Stored records:

○ ○ ○

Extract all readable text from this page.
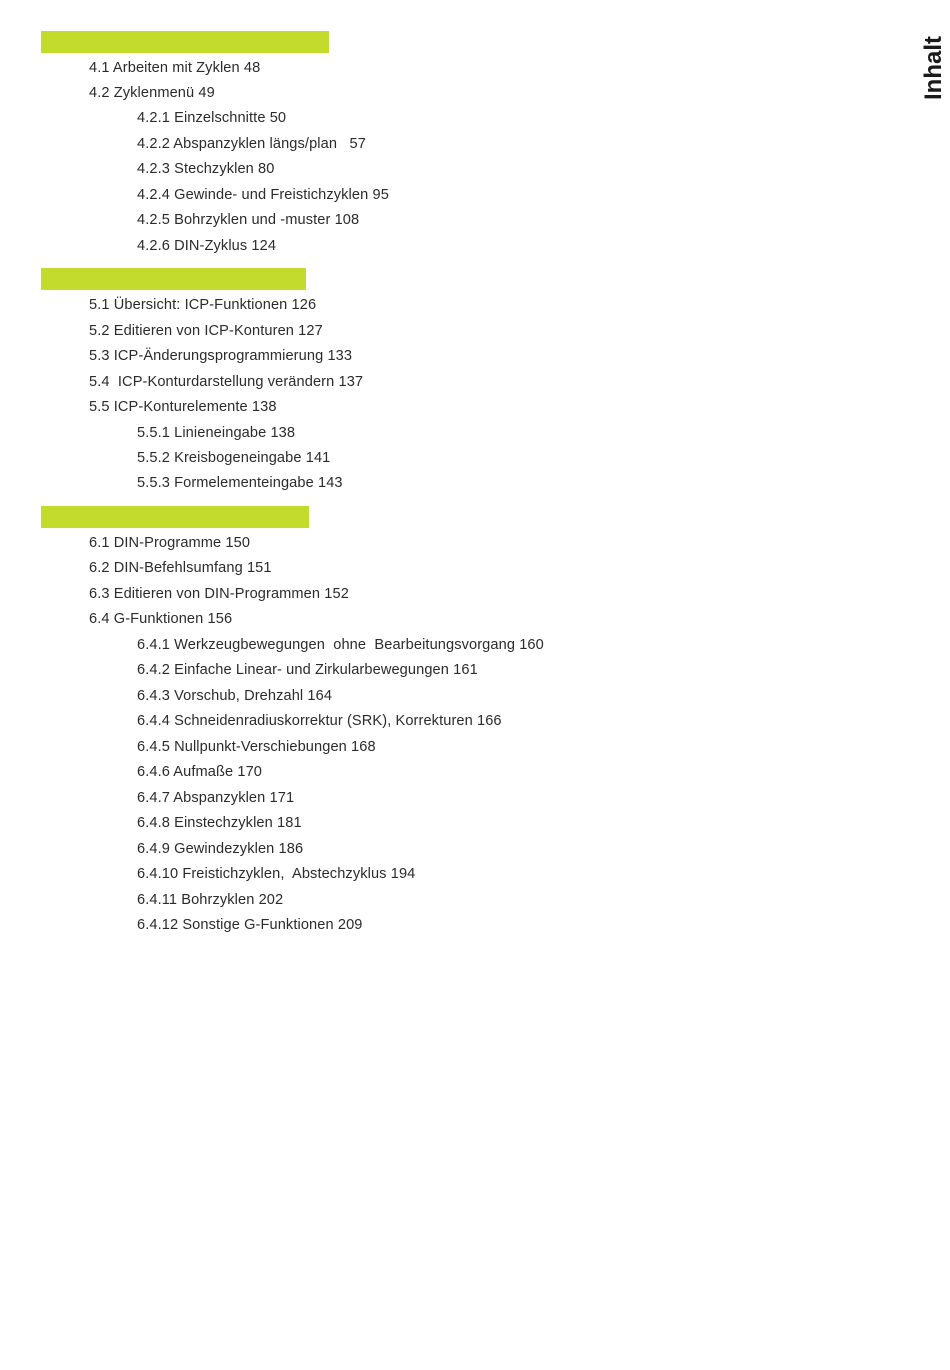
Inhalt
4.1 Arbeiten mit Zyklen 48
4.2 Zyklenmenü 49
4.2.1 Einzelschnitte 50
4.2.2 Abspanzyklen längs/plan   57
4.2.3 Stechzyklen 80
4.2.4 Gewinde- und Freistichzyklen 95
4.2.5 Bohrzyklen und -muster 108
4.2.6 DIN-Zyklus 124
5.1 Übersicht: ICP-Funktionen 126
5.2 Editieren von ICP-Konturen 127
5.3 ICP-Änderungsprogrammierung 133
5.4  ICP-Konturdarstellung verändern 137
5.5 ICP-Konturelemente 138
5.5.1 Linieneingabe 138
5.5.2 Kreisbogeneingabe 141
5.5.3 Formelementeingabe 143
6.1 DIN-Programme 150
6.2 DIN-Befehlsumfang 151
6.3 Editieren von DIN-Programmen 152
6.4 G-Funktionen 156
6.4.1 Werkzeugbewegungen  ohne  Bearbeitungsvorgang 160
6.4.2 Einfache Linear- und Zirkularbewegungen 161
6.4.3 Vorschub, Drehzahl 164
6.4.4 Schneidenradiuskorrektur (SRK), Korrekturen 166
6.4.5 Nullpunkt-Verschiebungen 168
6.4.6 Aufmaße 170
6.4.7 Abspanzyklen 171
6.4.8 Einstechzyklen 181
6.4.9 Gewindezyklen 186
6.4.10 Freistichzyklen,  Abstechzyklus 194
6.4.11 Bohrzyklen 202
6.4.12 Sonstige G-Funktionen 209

○ ○ ○

Reproduce every line precisely as given, omitting all pictures.

Task answer:
Extract all readable text from this page.
Inhalt
4.1 Arbeiten mit Zyklen 48
4.2 Zyklenmenü 49
4.2.1 Einzelschnitte 50
4.2.2 Abspanzyklen längs/plan   57
4.2.3 Stechzyklen 80
4.2.4 Gewinde- und Freistichzyklen 95
4.2.5 Bohrzyklen und -muster 108
4.2.6 DIN-Zyklus 124
5.1 Übersicht: ICP-Funktionen 126
5.2 Editieren von ICP-Konturen 127
5.3 ICP-Änderungsprogrammierung 133
5.4  ICP-Konturdarstellung verändern 137
5.5 ICP-Konturelemente 138
5.5.1 Linieneingabe 138
5.5.2 Kreisbogeneingabe 141
5.5.3 Formelementeingabe 143
6.1 DIN-Programme 150
6.2 DIN-Befehlsumfang 151
6.3 Editieren von DIN-Programmen 152
6.4 G-Funktionen 156
6.4.1 Werkzeugbewegungen  ohne  Bearbeitungsvorgang 160
6.4.2 Einfache Linear- und Zirkularbewegungen 161
6.4.3 Vorschub, Drehzahl 164
6.4.4 Schneidenradiuskorrektur (SRK), Korrekturen 166
6.4.5 Nullpunkt-Verschiebungen 168
6.4.6 Aufmaße 170
6.4.7 Abspanzyklen 171
6.4.8 Einstechzyklen 181
6.4.9 Gewindezyklen 186
6.4.10 Freistichzyklen,  Abstechzyklus 194
6.4.11 Bohrzyklen 202
6.4.12 Sonstige G-Funktionen 209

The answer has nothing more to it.